§ **Written request**: Each entry that follows must be output without any deviation.

§ **Dataset extract**:

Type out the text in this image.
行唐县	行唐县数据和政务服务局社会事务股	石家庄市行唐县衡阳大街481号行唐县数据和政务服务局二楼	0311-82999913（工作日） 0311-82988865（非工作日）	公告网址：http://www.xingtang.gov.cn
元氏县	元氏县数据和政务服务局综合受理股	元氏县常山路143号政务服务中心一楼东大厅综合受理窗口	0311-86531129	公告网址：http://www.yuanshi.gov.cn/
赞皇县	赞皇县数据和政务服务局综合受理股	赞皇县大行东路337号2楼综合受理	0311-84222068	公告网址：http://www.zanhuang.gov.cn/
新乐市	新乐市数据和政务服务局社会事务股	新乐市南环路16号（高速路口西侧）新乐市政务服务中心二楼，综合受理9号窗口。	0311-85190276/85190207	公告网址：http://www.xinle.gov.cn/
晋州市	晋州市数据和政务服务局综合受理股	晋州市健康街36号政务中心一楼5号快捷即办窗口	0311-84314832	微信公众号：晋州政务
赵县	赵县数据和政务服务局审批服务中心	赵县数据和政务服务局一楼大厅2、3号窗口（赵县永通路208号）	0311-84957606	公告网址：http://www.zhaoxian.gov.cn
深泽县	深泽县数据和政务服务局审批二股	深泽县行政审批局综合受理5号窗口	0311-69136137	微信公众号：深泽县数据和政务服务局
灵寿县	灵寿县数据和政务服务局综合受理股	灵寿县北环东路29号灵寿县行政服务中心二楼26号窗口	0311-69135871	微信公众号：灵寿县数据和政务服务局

§ **Task answer**:
Type out the text in this image.
行唐县	行唐县数据和政务服务局社会事务股	石家庄市行唐县衡阳大街481号行唐县数据和政务服务局二楼	0311-82999913（工作日） 0311-82988865（非工作日）	公告网址：http://www.xingtang.gov.cn
元氏县	元氏县数据和政务服务局综合受理股	元氏县常山路143号政务服务中心一楼东大厅综合受理窗口	0311-86531129	公告网址：http://www.yuanshi.gov.cn/
赞皇县	赞皇县数据和政务服务局综合受理股	赞皇县大行东路337号2楼综合受理	0311-84222068	公告网址：http://www.zanhuang.gov.cn/
新乐市	新乐市数据和政务服务局社会事务股	新乐市南环路16号（高速路口西侧）新乐市政务服务中心二楼，综合受理9号窗口。	0311-85190276/85190207	公告网址：http://www.xinle.gov.cn/
晋州市	晋州市数据和政务服务局综合受理股	晋州市健康街36号政务中心一楼5号快捷即办窗口	0311-84314832	微信公众号：晋州政务
赵县	赵县数据和政务服务局审批服务中心	赵县数据和政务服务局一楼大厅2、3号窗口（赵县永通路208号）	0311-84957606	公告网址：http://www.zhaoxian.gov.cn
深泽县	深泽县数据和政务服务局审批二股	深泽县行政审批局综合受理5号窗口	0311-69136137	微信公众号：深泽县数据和政务服务局
灵寿县	灵寿县数据和政务服务局综合受理股	灵寿县北环东路29号灵寿县行政服务中心二楼26号窗口	0311-69135871	微信公众号：灵寿县数据和政务服务局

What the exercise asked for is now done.